## JOB
Copy out all of the material exactly as presented.

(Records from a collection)
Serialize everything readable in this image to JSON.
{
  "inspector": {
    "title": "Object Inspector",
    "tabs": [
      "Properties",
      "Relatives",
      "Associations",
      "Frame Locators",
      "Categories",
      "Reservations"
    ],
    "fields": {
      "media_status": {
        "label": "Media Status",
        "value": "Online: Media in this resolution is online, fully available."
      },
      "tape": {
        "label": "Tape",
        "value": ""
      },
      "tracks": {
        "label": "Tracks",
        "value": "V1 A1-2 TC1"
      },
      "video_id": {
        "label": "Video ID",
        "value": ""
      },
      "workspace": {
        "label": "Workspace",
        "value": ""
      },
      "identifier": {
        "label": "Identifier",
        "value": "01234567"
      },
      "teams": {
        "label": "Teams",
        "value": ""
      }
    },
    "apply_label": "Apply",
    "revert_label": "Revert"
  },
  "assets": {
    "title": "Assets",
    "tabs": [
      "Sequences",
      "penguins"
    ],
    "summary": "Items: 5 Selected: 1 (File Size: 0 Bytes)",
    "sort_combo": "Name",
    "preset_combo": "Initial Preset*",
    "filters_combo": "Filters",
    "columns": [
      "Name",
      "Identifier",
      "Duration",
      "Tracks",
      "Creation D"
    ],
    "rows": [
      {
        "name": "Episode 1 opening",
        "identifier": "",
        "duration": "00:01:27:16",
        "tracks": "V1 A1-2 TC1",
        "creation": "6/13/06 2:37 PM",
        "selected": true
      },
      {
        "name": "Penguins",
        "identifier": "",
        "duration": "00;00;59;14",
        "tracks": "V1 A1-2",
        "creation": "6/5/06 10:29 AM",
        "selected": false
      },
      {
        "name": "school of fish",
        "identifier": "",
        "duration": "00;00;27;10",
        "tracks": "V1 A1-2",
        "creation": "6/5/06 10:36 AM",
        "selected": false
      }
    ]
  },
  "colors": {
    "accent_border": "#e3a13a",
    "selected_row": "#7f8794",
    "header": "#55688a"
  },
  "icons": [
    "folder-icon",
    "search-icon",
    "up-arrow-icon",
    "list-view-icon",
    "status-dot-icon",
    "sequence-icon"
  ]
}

## RESPONSE TO THE EXERCISE
Serialize everything readable in this image to JSON.
{
  "inspector": {
    "title": "Object Inspector",
    "tabs": [
      "Properties",
      "Relatives",
      "Associations",
      "Frame Locators",
      "Categories",
      "Reservations"
    ],
    "fields": {
      "media_status": {
        "label": "Media Status",
        "value": "Online: Media in this resolution is online, fully available."
      },
      "tape": {
        "label": "Tape",
        "value": ""
      },
      "tracks": {
        "label": "Tracks",
        "value": "V1 A1-2 TC1"
      },
      "video_id": {
        "label": "Video ID",
        "value": ""
      },
      "workspace": {
        "label": "Workspace",
        "value": ""
      },
      "identifier": {
        "label": "Identifier",
        "value": "01234567"
      },
      "teams": {
        "label": "Teams",
        "value": ""
      }
    },
    "apply_label": "Apply",
    "revert_label": "Revert"
  },
  "assets": {
    "title": "Assets",
    "tabs": [
      "Sequences",
      "penguins"
    ],
    "summary": "Items: 5 Selected: 1 (File Size: 0 Bytes)",
    "sort_combo": "Name",
    "preset_combo": "Initial Preset*",
    "filters_combo": "Filters",
    "columns": [
      "Name",
      "Identifier",
      "Duration",
      "Tracks",
      "Creation D"
    ],
    "rows": [
      {
        "name": "Episode 1 opening",
        "identifier": "",
        "duration": "00:01:27:16",
        "tracks": "V1 A1-2 TC1",
        "creation": "6/13/06 2:37 PM",
        "selected": true
      },
      {
        "name": "Penguins",
        "identifier": "",
        "duration": "00;00;59;14",
        "tracks": "V1 A1-2",
        "creation": "6/5/06 10:29 AM",
        "selected": false
      },
      {
        "name": "school of fish",
        "identifier": "",
        "duration": "00;00;27;10",
        "tracks": "V1 A1-2",
        "creation": "6/5/06 10:36 AM",
        "selected": false
      }
    ]
  },
  "colors": {
    "accent_border": "#e3a13a",
    "selected_row": "#7f8794",
    "header": "#55688a"
  },
  "icons": [
    "folder-icon",
    "search-icon",
    "up-arrow-icon",
    "list-view-icon",
    "status-dot-icon",
    "sequence-icon"
  ]
}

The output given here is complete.